> [GOAL OF THE EXERCISE]:
Repeat the material verbatim and drop the pictures.

[Stored records]

>>

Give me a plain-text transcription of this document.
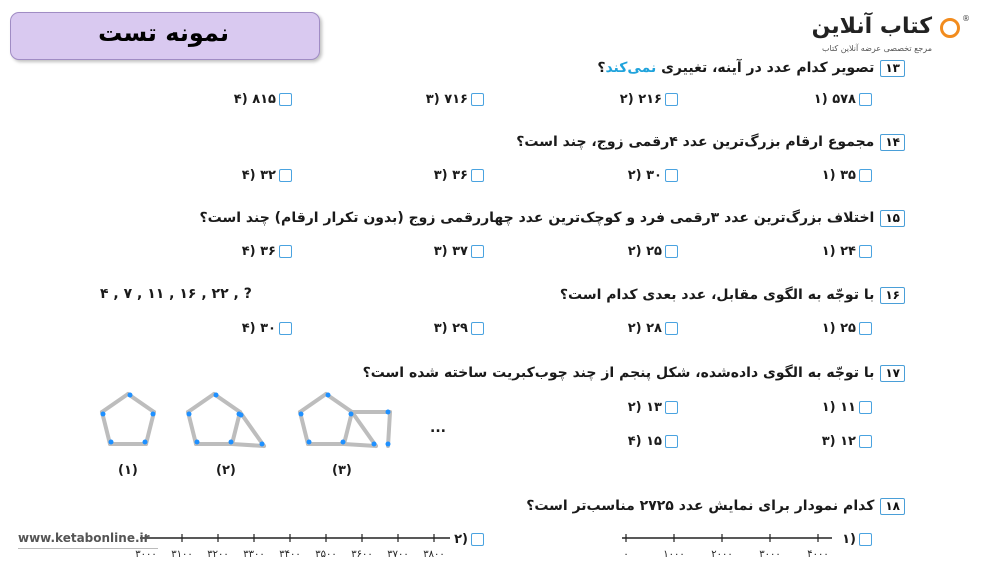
نمونه تست	کتاب آنلاین
مرجع تخصصی عرضه آنلاین کتاب
®
۱۳تصویر کدام عدد در آینه، تغییری نمی‌کند؟
۵۷۸ (۱
۲۱۶ (۲
۷۱۶ (۳
۸۱۵ (۴
۱۴مجموع ارقام بزرگ‌ترین عدد ۴رقمی زوج، چند است؟
۳۵ (۱
۳۰ (۲
۳۶ (۳
۳۲ (۴
۱۵اختلاف بزرگ‌ترین عدد ۳رقمی فرد و کوچک‌ترین عدد چهاررقمی زوج (بدون تکرار ارقام) چند است؟
۲۴ (۱
۲۵ (۲
۳۷ (۳
۳۶ (۴
۱۶با توجّه به الگوی مقابل، عدد بعدی کدام است؟
۴ , ۷ , ۱۱ , ۱۶ , ۲۲ , ?
۲۵ (۱
۲۸ (۲
۲۹ (۳
۳۰ (۴
۱۷با توجّه به الگوی داده‌شده، شکل پنجم از چند چوب‌کبریت ساخته شده است؟
۱۱ (۱
۱۳ (۲
۱۲ (۳
۱۵ (۴
(۱)	(۲)	(۳)
...
۱۸کدام نمودار برای نمایش عدد ۲۷۲۵ مناسب‌تر است؟
(۱
(۲
۰	۱۰۰۰	۲۰۰۰	۳۰۰۰	۴۰۰۰
۳۰۰۰ ۳۱۰۰ ۳۲۰۰ ۳۳۰۰ ۳۴۰۰ ۳۵۰۰ ۳۶۰۰ ۳۷۰۰ ۳۸۰۰
www.ketabonline.ir
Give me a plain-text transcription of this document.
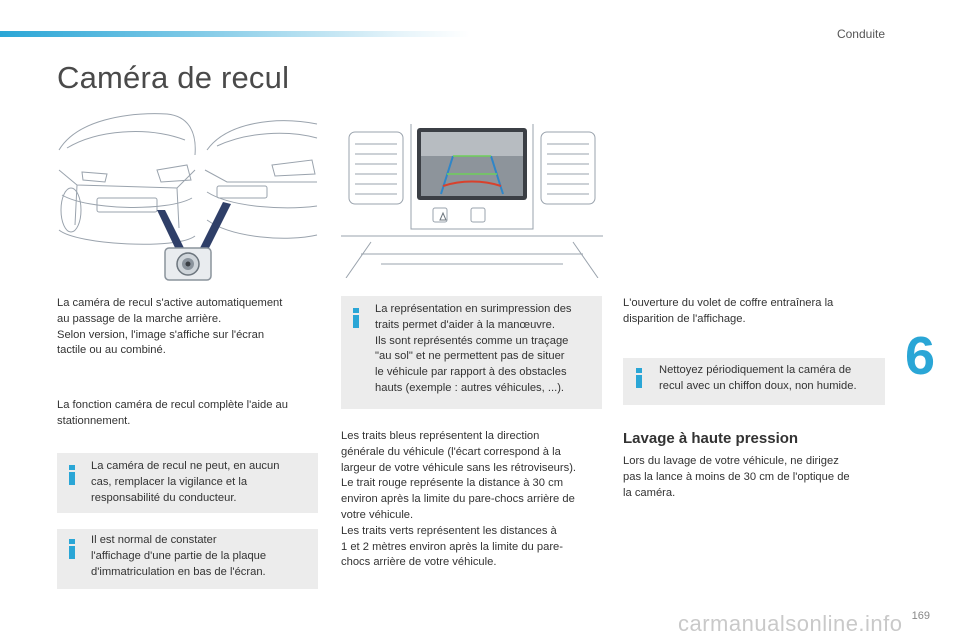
Conduite
Caméra de recul
La caméra de recul s'active automatiquement
au passage de la marche arrière.
Selon version, l'image s'affiche sur l'écran
tactile ou au combiné.
La fonction caméra de recul complète l'aide au
stationnement.
La caméra de recul ne peut, en aucun
cas, remplacer la vigilance et la
responsabilité du conducteur.
Il est normal de constater
l'affichage d'une partie de la plaque
d'immatriculation en bas de l'écran.
La représentation en surimpression des
traits permet d'aider à la manœuvre.
Ils sont représentés comme un traçage
"au sol" et ne permettent pas de situer
le véhicule par rapport à des obstacles
hauts (exemple : autres véhicules, ...).
Les traits bleus représentent la direction
générale du véhicule (l'écart correspond à la
largeur de votre véhicule sans les rétroviseurs).
Le trait rouge représente la distance à 30 cm
environ après la limite du pare-chocs arrière de
votre véhicule.
Les traits verts représentent les distances à
1 et 2 mètres environ après la limite du pare-
chocs arrière de votre véhicule.
L'ouverture du volet de coffre entraînera la
disparition de l'affichage.
Nettoyez périodiquement la caméra de
recul avec un chiffon doux, non humide.
Lavage à haute pression
Lors du lavage de votre véhicule, ne dirigez
pas la lance à moins de 30 cm de l'optique de
la caméra.
6
carmanualsonline.info 169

<<

> [FINISHED TASK]:
Give me a plain-text transcription of this document.
نمونه تست	کتاب آنلاین
مرجع تخصصی عرضه آنلاین کتاب
®
۱۳تصویر کدام عدد در آینه، تغییری نمی‌کند؟
۵۷۸ (۱
۲۱۶ (۲
۷۱۶ (۳
۸۱۵ (۴
۱۴مجموع ارقام بزرگ‌ترین عدد ۴رقمی زوج، چند است؟
۳۵ (۱
۳۰ (۲
۳۶ (۳
۳۲ (۴
۱۵اختلاف بزرگ‌ترین عدد ۳رقمی فرد و کوچک‌ترین عدد چهاررقمی زوج (بدون تکرار ارقام) چند است؟
۲۴ (۱
۲۵ (۲
۳۷ (۳
۳۶ (۴
۱۶با توجّه به الگوی مقابل، عدد بعدی کدام است؟
۴ , ۷ , ۱۱ , ۱۶ , ۲۲ , ?
۲۵ (۱
۲۸ (۲
۲۹ (۳
۳۰ (۴
۱۷با توجّه به الگوی داده‌شده، شکل پنجم از چند چوب‌کبریت ساخته شده است؟
۱۱ (۱
۱۳ (۲
۱۲ (۳
۱۵ (۴
(۱)	(۲)	(۳)
...
۱۸کدام نمودار برای نمایش عدد ۲۷۲۵ مناسب‌تر است؟
(۱
(۲
۰	۱۰۰۰	۲۰۰۰	۳۰۰۰	۴۰۰۰
۳۰۰۰ ۳۱۰۰ ۳۲۰۰ ۳۳۰۰ ۳۴۰۰ ۳۵۰۰ ۳۶۰۰ ۳۷۰۰ ۳۸۰۰
www.ketabonline.ir
Give me a plain-text transcription of this document.
Conduite
Caméra de recul
La caméra de recul s'active automatiquement
au passage de la marche arrière.
Selon version, l'image s'affiche sur l'écran
tactile ou au combiné.
La fonction caméra de recul complète l'aide au
stationnement.
La caméra de recul ne peut, en aucun
cas, remplacer la vigilance et la
responsabilité du conducteur.
Il est normal de constater
l'affichage d'une partie de la plaque
d'immatriculation en bas de l'écran.
La représentation en surimpression des
traits permet d'aider à la manœuvre.
Ils sont représentés comme un traçage
"au sol" et ne permettent pas de situer
le véhicule par rapport à des obstacles
hauts (exemple : autres véhicules, ...).
Les traits bleus représentent la direction
générale du véhicule (l'écart correspond à la
largeur de votre véhicule sans les rétroviseurs).
Le trait rouge représente la distance à 30 cm
environ après la limite du pare-chocs arrière de
votre véhicule.
Les traits verts représentent les distances à
1 et 2 mètres environ après la limite du pare-
chocs arrière de votre véhicule.
L'ouverture du volet de coffre entraînera la
disparition de l'affichage.
Nettoyez périodiquement la caméra de
recul avec un chiffon doux, non humide.
Lavage à haute pression
Lors du lavage de votre véhicule, ne dirigez
pas la lance à moins de 30 cm de l'optique de
la caméra.
6
carmanualsonline.info 169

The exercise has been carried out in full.